* **RECORDS PROVIDED**
************

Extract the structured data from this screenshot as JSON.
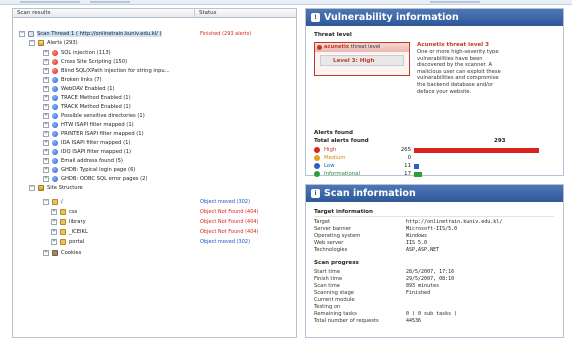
{
  "left_pane": {
    "col_name": "Scan results",
    "col_status": "Status",
    "rows": [
      {
        "label": "Scan Thread 1 ( http://onlinetrain.kuniv.edu.kl/ )",
        "icon": "target-icon",
        "status": "Finished (293 alerts)",
        "status_color": "red"
      },
      {
        "label": "Alerts (293)",
        "icon": "alerts-folder-icon"
      },
      {
        "label": "SQL injection (113)",
        "icon": "high-alert-icon"
      },
      {
        "label": "Cross Site Scripting (150)",
        "icon": "high-alert-icon"
      },
      {
        "label": "Blind SQL/XPath injection for string inpu...",
        "icon": "high-alert-icon"
      },
      {
        "label": "Broken links (7)",
        "icon": "info-alert-icon"
      },
      {
        "label": "WebDAV Enabled (1)",
        "icon": "info-alert-icon"
      },
      {
        "label": "TRACE Method Enabled (1)",
        "icon": "info-alert-icon"
      },
      {
        "label": "TRACK Method Enabled (1)",
        "icon": "info-alert-icon"
      },
      {
        "label": "Possible sensitive directories (1)",
        "icon": "info-alert-icon"
      },
      {
        "label": "HTW ISAPI filter mapped (1)",
        "icon": "info-alert-icon"
      },
      {
        "label": "PRINTER ISAPI filter mapped (1)",
        "icon": "info-alert-icon"
      },
      {
        "label": "IDA ISAPI filter mapped (1)",
        "icon": "info-alert-icon"
      },
      {
        "label": "IDQ ISAPI filter mapped (1)",
        "icon": "info-alert-icon"
      },
      {
        "label": "Email address found (5)",
        "icon": "info-alert-icon"
      },
      {
        "label": "GHDB: Typical login page (6)",
        "icon": "info-alert-icon"
      },
      {
        "label": "GHDB: ODBC SQL error pages (2)",
        "icon": "info-alert-icon"
      },
      {
        "label": "Site Structure",
        "icon": "site-structure-icon"
      },
      {
        "label": "/",
        "icon": "folder-icon",
        "status": "Object moved (302)",
        "status_color": "blue"
      },
      {
        "label": "css",
        "icon": "folder-icon",
        "status": "Object Not Found (404)",
        "status_color": "red"
      },
      {
        "label": "library",
        "icon": "folder-icon",
        "status": "Object Not Found (404)",
        "status_color": "red"
      },
      {
        "label": "_ICEIKL",
        "icon": "folder-icon",
        "status": "Object Not Found (404)",
        "status_color": "red"
      },
      {
        "label": "portal",
        "icon": "folder-icon",
        "status": "Object moved (302)",
        "status_color": "blue"
      },
      {
        "label": "Cookies",
        "icon": "cookies-icon"
      }
    ]
  },
  "vuln_panel": {
    "title": "Vulnerability information",
    "threat_level_heading": "Threat level",
    "brand": "acunetix",
    "brand_suffix": "threat level",
    "level_text": "Level 3: High",
    "acu_title": "Acunetix threat level 3",
    "acu_desc": "One or more high-severity type vulnerabilities have been discovered by the scanner. A malicious user can exploit these vulnerabilities and compromise the backend database and/or deface your website.",
    "alerts_found_heading": "Alerts found",
    "total_label": "Total alerts found",
    "total_value": "293",
    "severities": [
      {
        "name": "High",
        "count": "265",
        "value": 265,
        "color": "#d9231c",
        "name_color": "#c0392b"
      },
      {
        "name": "Medium",
        "count": "0",
        "value": 0,
        "color": "#e8a11c",
        "name_color": "#d48a10"
      },
      {
        "name": "Low",
        "count": "11",
        "value": 11,
        "color": "#2a5fcf",
        "name_color": "#1d4fc9"
      },
      {
        "name": "Informational",
        "count": "17",
        "value": 17,
        "color": "#2f9e3a",
        "name_color": "#2a8a35"
      }
    ]
  },
  "scan_panel": {
    "title": "Scan information",
    "target_heading": "Target information",
    "target_rows": [
      {
        "k": "Target",
        "v": "http://onlinetrain.kuniv.edu.kl/"
      },
      {
        "k": "Server banner",
        "v": "Microsoft-IIS/5.0"
      },
      {
        "k": "Operating system",
        "v": "Windows"
      },
      {
        "k": "Web server",
        "v": "IIS 5.0"
      },
      {
        "k": "Technologies",
        "v": "ASP,ASP.NET"
      }
    ],
    "progress_heading": "Scan progress",
    "progress_rows": [
      {
        "k": "Start time",
        "v": "28/5/2007, 17:16"
      },
      {
        "k": "Finish time",
        "v": "29/5/2007, 08:10"
      },
      {
        "k": "Scan time",
        "v": "893 minutes"
      },
      {
        "k": "Scanning stage",
        "v": "Finished"
      },
      {
        "k": "Current module",
        "v": ""
      },
      {
        "k": "Testing on",
        "v": ""
      },
      {
        "k": "Remaining tasks",
        "v": "0 ( 0 sub tasks )"
      },
      {
        "k": "Total number of requests",
        "v": "44536"
      }
    ]
  }
}
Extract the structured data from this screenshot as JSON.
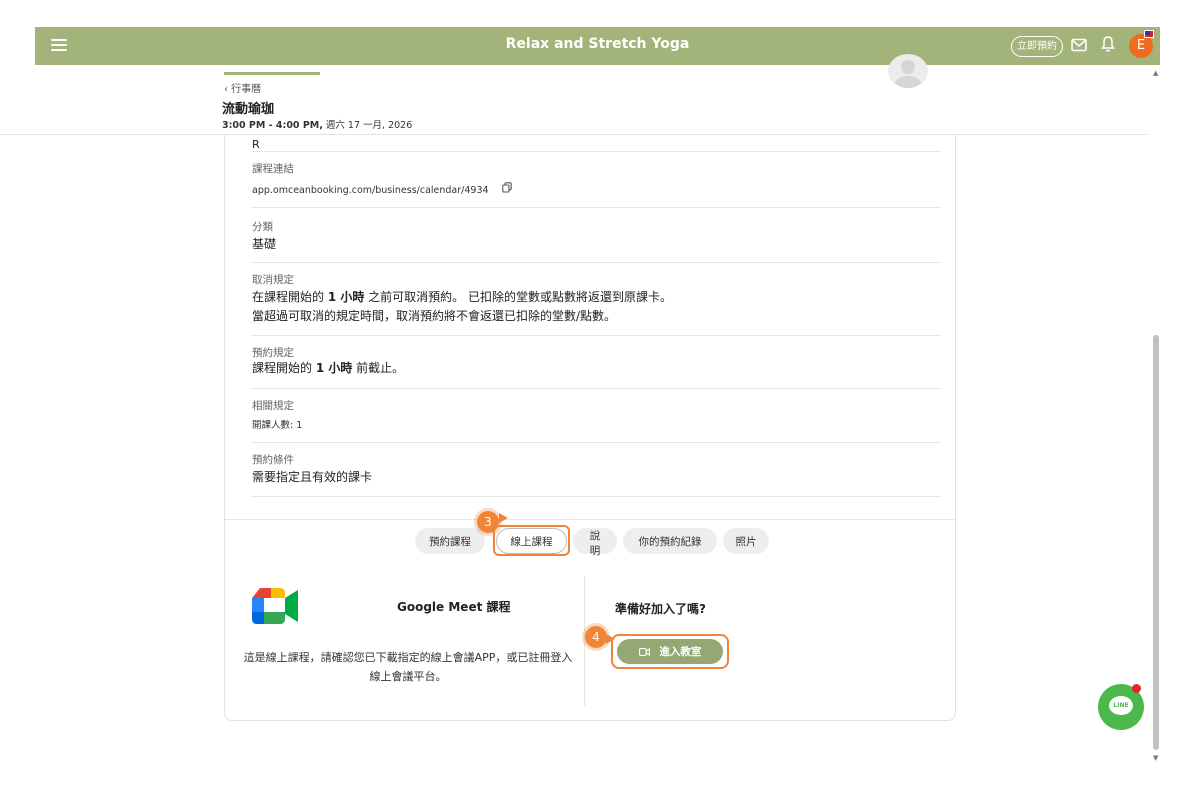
{
  "topbar": {
    "brand": "Relax and Stretch Yoga",
    "book_now_label": "立即預約",
    "avatar_initial": "E",
    "bg_color": "#a3b47a"
  },
  "subheader": {
    "back_label": "‹ 行事曆",
    "title": "流動瑜珈",
    "time_range": "3:00 PM - 4:00 PM,",
    "date": "週六 17 一月, 2026"
  },
  "details": {
    "partial_text": "R",
    "course_link": {
      "label": "課程連結",
      "value": "app.omceanbooking.com/business/calendar/4934"
    },
    "category": {
      "label": "分類",
      "value": "基礎"
    },
    "cancel_policy": {
      "label": "取消規定",
      "line1_prefix": "在課程開始的 ",
      "line1_bold": "1 小時",
      "line1_suffix": " 之前可取消預約。 已扣除的堂數或點數將返還到原課卡。",
      "line2": "當超過可取消的規定時間，取消預約將不會返還已扣除的堂數/點數。"
    },
    "booking_policy": {
      "label": "預約規定",
      "prefix": "課程開始的 ",
      "bold": "1 小時",
      "suffix": " 前截止。"
    },
    "related_rules": {
      "label": "相關規定",
      "value": "開課人數: 1"
    },
    "booking_conditions": {
      "label": "預約條件",
      "value": "需要指定且有效的課卡"
    }
  },
  "tabs": [
    {
      "label": "預約課程",
      "active": false
    },
    {
      "label": "線上課程",
      "active": true
    },
    {
      "label": "說明",
      "active": false
    },
    {
      "label": "你的預約紀錄",
      "active": false
    },
    {
      "label": "照片",
      "active": false
    }
  ],
  "online": {
    "meet_title": "Google Meet 課程",
    "meet_desc": "這是線上課程，請確認您已下載指定的線上會議APP，或已註冊登入線上會議平台。",
    "ready_title": "準備好加入了嗎?",
    "enter_label": "進入教室",
    "enter_icon": "video-camera-icon"
  },
  "annotations": {
    "step3": "3",
    "step4": "4",
    "highlight_color": "#f0853a"
  },
  "floating": {
    "line_label": "LINE"
  }
}
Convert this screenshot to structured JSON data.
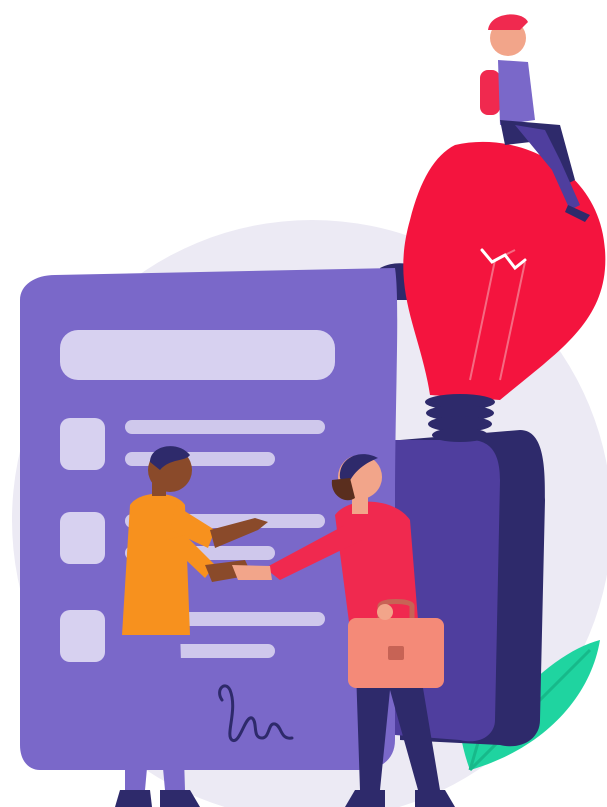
{
  "illustration": {
    "subject": "agreement-handshake",
    "icons": [
      "document-icon",
      "lightbulb-icon",
      "leaf-icon",
      "briefcase-icon",
      "signature-icon"
    ],
    "colors": {
      "background": "#ffffff",
      "backdrop_circle": "#ECEAF4",
      "document": "#7A68C9",
      "document_dark": "#4F3E9E",
      "document_shadow": "#2E2A6B",
      "document_lines": "#CFC8EC",
      "document_boxes": "#D7D1F0",
      "bulb": "#F4143E",
      "bulb_base": "#2E2A6B",
      "leaf": "#1FD4A0",
      "shirt_left": "#F7911E",
      "pants_left": "#7A68C9",
      "shirt_right": "#F0294F",
      "pants_right": "#2E2A6B",
      "briefcase": "#F48A78",
      "skin_left": "#8A4A2A",
      "skin_right": "#F2A58A",
      "hair": "#2E2A6B"
    }
  }
}
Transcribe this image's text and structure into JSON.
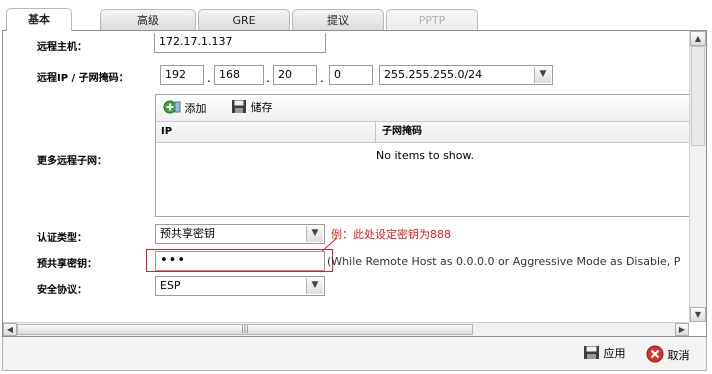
{
  "tabs": [
    {
      "label": "基本",
      "state": "active"
    },
    {
      "label": "高级",
      "state": "normal"
    },
    {
      "label": "GRE",
      "state": "normal"
    },
    {
      "label": "提议",
      "state": "normal"
    },
    {
      "label": "PPTP",
      "state": "disabled"
    }
  ],
  "form": {
    "remote_host": {
      "label": "远程主机：",
      "value": "172.17.1.137"
    },
    "remote_ip": {
      "label": "远程IP / 子网掩码：",
      "octets": [
        "192",
        "168",
        "20",
        "0"
      ],
      "separator": ".",
      "mask": "255.255.255.0/24"
    },
    "more_subnets": {
      "label": "更多远程子网："
    },
    "auth_type": {
      "label": "认证类型：",
      "value": "预共享密钥"
    },
    "psk": {
      "label": "预共享密钥：",
      "value": "•••",
      "hint": "(While Remote Host as 0.0.0.0 or Aggressive Mode as Disable, P"
    },
    "protocol": {
      "label": "安全协议：",
      "value": "ESP"
    }
  },
  "grid": {
    "add_label": "添加",
    "save_label": "储存",
    "columns": [
      "IP",
      "子网掩码"
    ],
    "empty_text": "No items to show."
  },
  "annotation": {
    "text": "例：此处设定密钥为888",
    "color": "#e02020"
  },
  "footer": {
    "apply_label": "应用",
    "cancel_label": "取消"
  },
  "icons": {
    "add": "add-icon",
    "save": "save-icon",
    "apply": "apply-icon",
    "cancel": "cancel-icon",
    "dropdown": "chevron-down-icon"
  }
}
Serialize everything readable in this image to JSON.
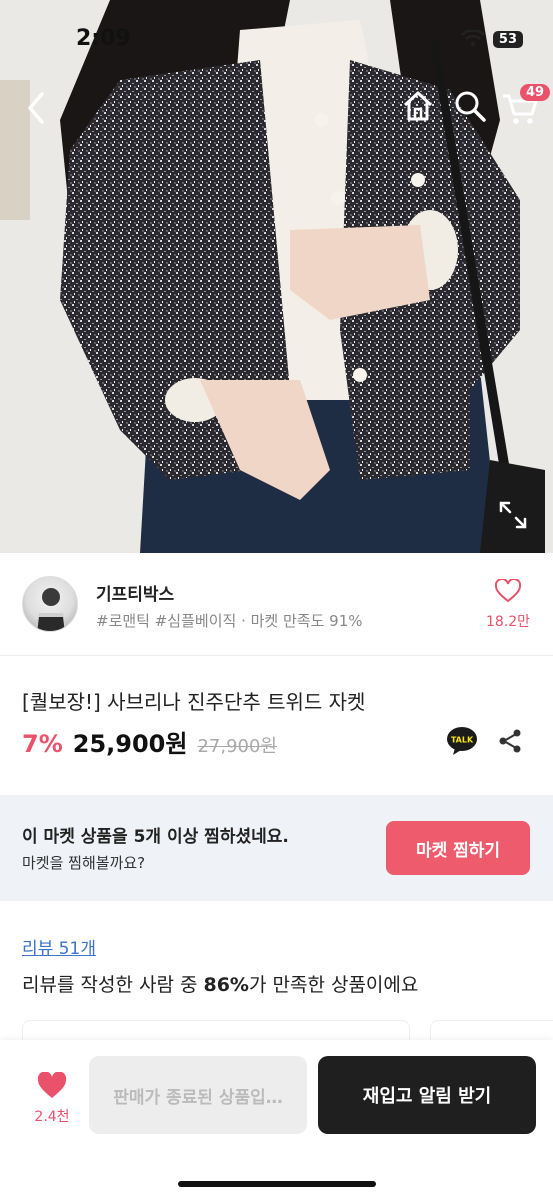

************

* **TASK TO COMPLETE**
Work out how many lines above have the string "injection" in them, and give only the number.

* **TASK RESPONSE**
2